Can you print the data exactly and leave out each image?

* start DATASET EXTRACT *

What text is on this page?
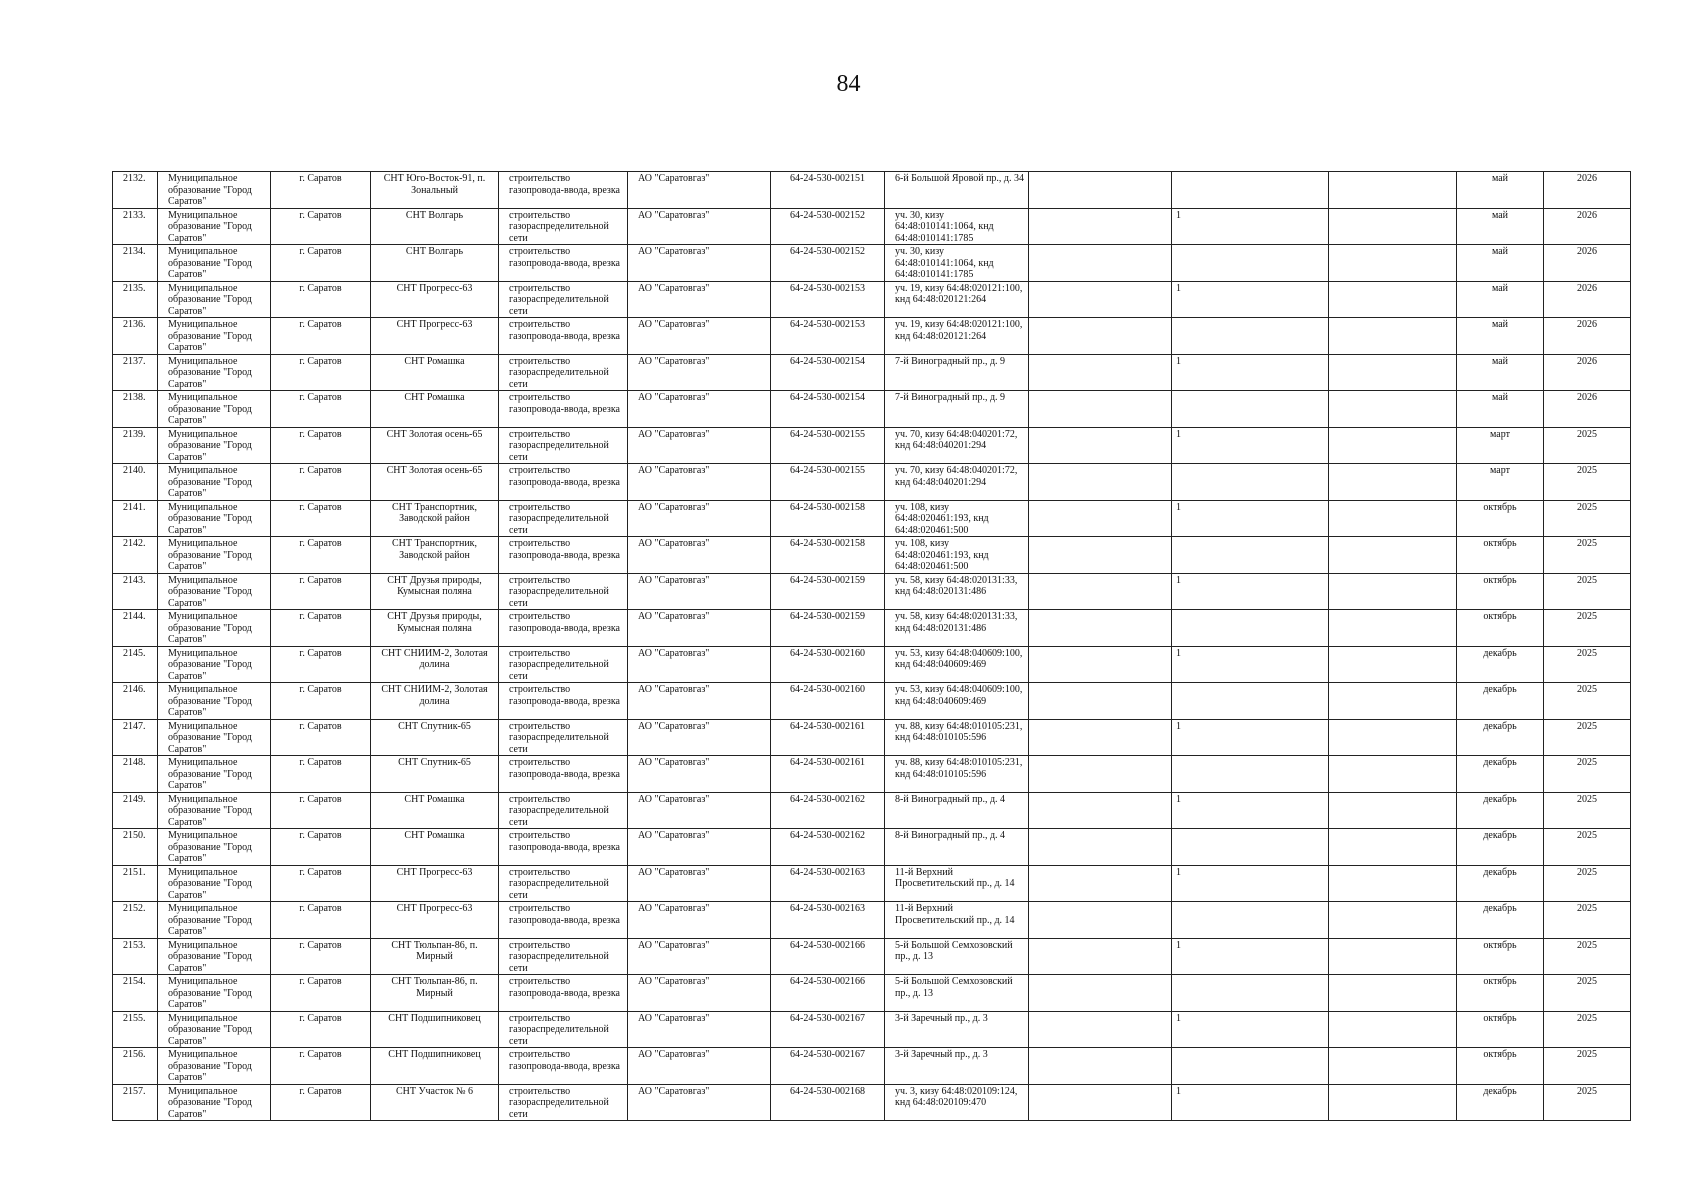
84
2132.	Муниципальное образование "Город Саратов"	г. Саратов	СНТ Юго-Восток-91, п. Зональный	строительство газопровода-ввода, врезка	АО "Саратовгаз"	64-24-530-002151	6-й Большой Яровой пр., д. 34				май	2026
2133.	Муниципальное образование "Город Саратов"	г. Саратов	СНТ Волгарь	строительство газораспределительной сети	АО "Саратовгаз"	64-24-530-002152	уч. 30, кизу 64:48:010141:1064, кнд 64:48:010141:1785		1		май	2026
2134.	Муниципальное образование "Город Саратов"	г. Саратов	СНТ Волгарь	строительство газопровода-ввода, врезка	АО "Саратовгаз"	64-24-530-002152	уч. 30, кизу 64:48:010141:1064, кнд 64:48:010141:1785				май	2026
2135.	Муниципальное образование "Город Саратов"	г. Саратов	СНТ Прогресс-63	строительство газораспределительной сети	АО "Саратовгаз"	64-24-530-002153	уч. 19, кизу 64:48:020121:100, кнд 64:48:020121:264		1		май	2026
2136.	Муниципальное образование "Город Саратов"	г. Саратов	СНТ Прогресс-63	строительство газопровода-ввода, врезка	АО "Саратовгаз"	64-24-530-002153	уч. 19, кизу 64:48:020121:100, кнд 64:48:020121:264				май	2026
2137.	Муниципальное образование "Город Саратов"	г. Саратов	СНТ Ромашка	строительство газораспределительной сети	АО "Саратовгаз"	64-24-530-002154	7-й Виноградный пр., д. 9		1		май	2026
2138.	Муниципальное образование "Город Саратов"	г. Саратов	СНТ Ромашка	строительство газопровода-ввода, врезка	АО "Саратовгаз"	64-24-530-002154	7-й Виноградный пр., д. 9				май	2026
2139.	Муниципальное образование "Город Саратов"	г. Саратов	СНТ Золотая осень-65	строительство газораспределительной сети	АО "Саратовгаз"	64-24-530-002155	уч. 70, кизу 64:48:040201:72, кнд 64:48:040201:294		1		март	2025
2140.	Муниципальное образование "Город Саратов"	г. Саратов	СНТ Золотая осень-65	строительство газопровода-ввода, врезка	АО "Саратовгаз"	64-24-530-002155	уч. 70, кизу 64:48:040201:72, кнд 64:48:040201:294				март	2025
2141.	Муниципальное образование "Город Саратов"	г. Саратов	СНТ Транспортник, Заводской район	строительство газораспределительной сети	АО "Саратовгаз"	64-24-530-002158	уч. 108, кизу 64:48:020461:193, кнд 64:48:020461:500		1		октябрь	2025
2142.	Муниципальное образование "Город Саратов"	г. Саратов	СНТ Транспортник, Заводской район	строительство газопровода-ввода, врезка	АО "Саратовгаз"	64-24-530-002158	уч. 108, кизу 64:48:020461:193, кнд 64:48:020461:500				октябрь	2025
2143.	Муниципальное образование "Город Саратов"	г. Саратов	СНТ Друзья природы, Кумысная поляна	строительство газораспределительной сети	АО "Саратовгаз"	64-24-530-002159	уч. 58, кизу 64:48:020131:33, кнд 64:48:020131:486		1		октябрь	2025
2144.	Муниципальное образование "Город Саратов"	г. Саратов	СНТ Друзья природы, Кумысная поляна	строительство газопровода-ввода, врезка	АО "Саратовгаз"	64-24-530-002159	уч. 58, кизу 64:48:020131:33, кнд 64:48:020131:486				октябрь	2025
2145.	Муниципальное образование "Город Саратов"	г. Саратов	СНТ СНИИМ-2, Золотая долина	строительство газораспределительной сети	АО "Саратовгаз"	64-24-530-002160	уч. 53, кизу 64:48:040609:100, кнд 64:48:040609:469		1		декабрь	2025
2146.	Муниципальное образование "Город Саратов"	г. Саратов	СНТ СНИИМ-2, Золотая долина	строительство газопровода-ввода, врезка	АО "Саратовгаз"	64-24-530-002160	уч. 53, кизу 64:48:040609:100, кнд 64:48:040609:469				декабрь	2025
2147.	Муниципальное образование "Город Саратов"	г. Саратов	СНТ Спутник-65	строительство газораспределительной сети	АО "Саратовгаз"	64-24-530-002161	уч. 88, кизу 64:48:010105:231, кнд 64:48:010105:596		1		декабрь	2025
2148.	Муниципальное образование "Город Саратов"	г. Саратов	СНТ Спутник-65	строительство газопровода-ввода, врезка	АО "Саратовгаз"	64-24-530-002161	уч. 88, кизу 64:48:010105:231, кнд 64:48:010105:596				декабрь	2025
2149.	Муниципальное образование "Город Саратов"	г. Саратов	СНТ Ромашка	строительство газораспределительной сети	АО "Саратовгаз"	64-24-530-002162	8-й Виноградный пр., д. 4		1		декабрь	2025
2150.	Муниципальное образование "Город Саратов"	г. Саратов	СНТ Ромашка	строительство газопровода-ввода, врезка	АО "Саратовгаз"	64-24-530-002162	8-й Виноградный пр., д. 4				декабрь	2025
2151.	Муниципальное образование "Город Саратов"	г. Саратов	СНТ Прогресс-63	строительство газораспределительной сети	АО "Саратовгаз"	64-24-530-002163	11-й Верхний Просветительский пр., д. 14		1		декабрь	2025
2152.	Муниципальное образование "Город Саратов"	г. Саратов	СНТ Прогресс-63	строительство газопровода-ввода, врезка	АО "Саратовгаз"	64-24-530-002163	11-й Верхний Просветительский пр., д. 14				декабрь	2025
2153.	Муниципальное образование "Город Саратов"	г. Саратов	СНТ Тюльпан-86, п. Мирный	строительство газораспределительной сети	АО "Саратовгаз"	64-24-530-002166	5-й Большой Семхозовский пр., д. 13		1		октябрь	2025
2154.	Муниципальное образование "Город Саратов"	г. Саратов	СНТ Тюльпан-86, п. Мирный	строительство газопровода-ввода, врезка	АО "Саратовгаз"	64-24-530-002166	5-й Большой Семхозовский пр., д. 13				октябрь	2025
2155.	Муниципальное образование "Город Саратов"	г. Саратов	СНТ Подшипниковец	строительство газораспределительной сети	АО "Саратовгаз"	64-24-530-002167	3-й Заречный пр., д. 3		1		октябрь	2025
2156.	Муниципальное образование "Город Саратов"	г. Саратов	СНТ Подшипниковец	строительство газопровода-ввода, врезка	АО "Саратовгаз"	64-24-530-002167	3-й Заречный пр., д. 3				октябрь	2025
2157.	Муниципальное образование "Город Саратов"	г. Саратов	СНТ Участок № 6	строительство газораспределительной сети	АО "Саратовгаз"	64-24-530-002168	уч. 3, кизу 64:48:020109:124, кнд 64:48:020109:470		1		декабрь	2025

* end DATASET EXTRACT *

■ EXERCISE RESULT
What text is on this page?
84
2132.	Муниципальное образование "Город Саратов"	г. Саратов	СНТ Юго-Восток-91, п. Зональный	строительство газопровода-ввода, врезка	АО "Саратовгаз"	64-24-530-002151	6-й Большой Яровой пр., д. 34				май	2026
2133.	Муниципальное образование "Город Саратов"	г. Саратов	СНТ Волгарь	строительство газораспределительной сети	АО "Саратовгаз"	64-24-530-002152	уч. 30, кизу 64:48:010141:1064, кнд 64:48:010141:1785		1		май	2026
2134.	Муниципальное образование "Город Саратов"	г. Саратов	СНТ Волгарь	строительство газопровода-ввода, врезка	АО "Саратовгаз"	64-24-530-002152	уч. 30, кизу 64:48:010141:1064, кнд 64:48:010141:1785				май	2026
2135.	Муниципальное образование "Город Саратов"	г. Саратов	СНТ Прогресс-63	строительство газораспределительной сети	АО "Саратовгаз"	64-24-530-002153	уч. 19, кизу 64:48:020121:100, кнд 64:48:020121:264		1		май	2026
2136.	Муниципальное образование "Город Саратов"	г. Саратов	СНТ Прогресс-63	строительство газопровода-ввода, врезка	АО "Саратовгаз"	64-24-530-002153	уч. 19, кизу 64:48:020121:100, кнд 64:48:020121:264				май	2026
2137.	Муниципальное образование "Город Саратов"	г. Саратов	СНТ Ромашка	строительство газораспределительной сети	АО "Саратовгаз"	64-24-530-002154	7-й Виноградный пр., д. 9		1		май	2026
2138.	Муниципальное образование "Город Саратов"	г. Саратов	СНТ Ромашка	строительство газопровода-ввода, врезка	АО "Саратовгаз"	64-24-530-002154	7-й Виноградный пр., д. 9				май	2026
2139.	Муниципальное образование "Город Саратов"	г. Саратов	СНТ Золотая осень-65	строительство газораспределительной сети	АО "Саратовгаз"	64-24-530-002155	уч. 70, кизу 64:48:040201:72, кнд 64:48:040201:294		1		март	2025
2140.	Муниципальное образование "Город Саратов"	г. Саратов	СНТ Золотая осень-65	строительство газопровода-ввода, врезка	АО "Саратовгаз"	64-24-530-002155	уч. 70, кизу 64:48:040201:72, кнд 64:48:040201:294				март	2025
2141.	Муниципальное образование "Город Саратов"	г. Саратов	СНТ Транспортник, Заводской район	строительство газораспределительной сети	АО "Саратовгаз"	64-24-530-002158	уч. 108, кизу 64:48:020461:193, кнд 64:48:020461:500		1		октябрь	2025
2142.	Муниципальное образование "Город Саратов"	г. Саратов	СНТ Транспортник, Заводской район	строительство газопровода-ввода, врезка	АО "Саратовгаз"	64-24-530-002158	уч. 108, кизу 64:48:020461:193, кнд 64:48:020461:500				октябрь	2025
2143.	Муниципальное образование "Город Саратов"	г. Саратов	СНТ Друзья природы, Кумысная поляна	строительство газораспределительной сети	АО "Саратовгаз"	64-24-530-002159	уч. 58, кизу 64:48:020131:33, кнд 64:48:020131:486		1		октябрь	2025
2144.	Муниципальное образование "Город Саратов"	г. Саратов	СНТ Друзья природы, Кумысная поляна	строительство газопровода-ввода, врезка	АО "Саратовгаз"	64-24-530-002159	уч. 58, кизу 64:48:020131:33, кнд 64:48:020131:486				октябрь	2025
2145.	Муниципальное образование "Город Саратов"	г. Саратов	СНТ СНИИМ-2, Золотая долина	строительство газораспределительной сети	АО "Саратовгаз"	64-24-530-002160	уч. 53, кизу 64:48:040609:100, кнд 64:48:040609:469		1		декабрь	2025
2146.	Муниципальное образование "Город Саратов"	г. Саратов	СНТ СНИИМ-2, Золотая долина	строительство газопровода-ввода, врезка	АО "Саратовгаз"	64-24-530-002160	уч. 53, кизу 64:48:040609:100, кнд 64:48:040609:469				декабрь	2025
2147.	Муниципальное образование "Город Саратов"	г. Саратов	СНТ Спутник-65	строительство газораспределительной сети	АО "Саратовгаз"	64-24-530-002161	уч. 88, кизу 64:48:010105:231, кнд 64:48:010105:596		1		декабрь	2025
2148.	Муниципальное образование "Город Саратов"	г. Саратов	СНТ Спутник-65	строительство газопровода-ввода, врезка	АО "Саратовгаз"	64-24-530-002161	уч. 88, кизу 64:48:010105:231, кнд 64:48:010105:596				декабрь	2025
2149.	Муниципальное образование "Город Саратов"	г. Саратов	СНТ Ромашка	строительство газораспределительной сети	АО "Саратовгаз"	64-24-530-002162	8-й Виноградный пр., д. 4		1		декабрь	2025
2150.	Муниципальное образование "Город Саратов"	г. Саратов	СНТ Ромашка	строительство газопровода-ввода, врезка	АО "Саратовгаз"	64-24-530-002162	8-й Виноградный пр., д. 4				декабрь	2025
2151.	Муниципальное образование "Город Саратов"	г. Саратов	СНТ Прогресс-63	строительство газораспределительной сети	АО "Саратовгаз"	64-24-530-002163	11-й Верхний Просветительский пр., д. 14		1		декабрь	2025
2152.	Муниципальное образование "Город Саратов"	г. Саратов	СНТ Прогресс-63	строительство газопровода-ввода, врезка	АО "Саратовгаз"	64-24-530-002163	11-й Верхний Просветительский пр., д. 14				декабрь	2025
2153.	Муниципальное образование "Город Саратов"	г. Саратов	СНТ Тюльпан-86, п. Мирный	строительство газораспределительной сети	АО "Саратовгаз"	64-24-530-002166	5-й Большой Семхозовский пр., д. 13		1		октябрь	2025
2154.	Муниципальное образование "Город Саратов"	г. Саратов	СНТ Тюльпан-86, п. Мирный	строительство газопровода-ввода, врезка	АО "Саратовгаз"	64-24-530-002166	5-й Большой Семхозовский пр., д. 13				октябрь	2025
2155.	Муниципальное образование "Город Саратов"	г. Саратов	СНТ Подшипниковец	строительство газораспределительной сети	АО "Саратовгаз"	64-24-530-002167	3-й Заречный пр., д. 3		1		октябрь	2025
2156.	Муниципальное образование "Город Саратов"	г. Саратов	СНТ Подшипниковец	строительство газопровода-ввода, врезка	АО "Саратовгаз"	64-24-530-002167	3-й Заречный пр., д. 3				октябрь	2025
2157.	Муниципальное образование "Город Саратов"	г. Саратов	СНТ Участок № 6	строительство газораспределительной сети	АО "Саратовгаз"	64-24-530-002168	уч. 3, кизу 64:48:020109:124, кнд 64:48:020109:470		1		декабрь	2025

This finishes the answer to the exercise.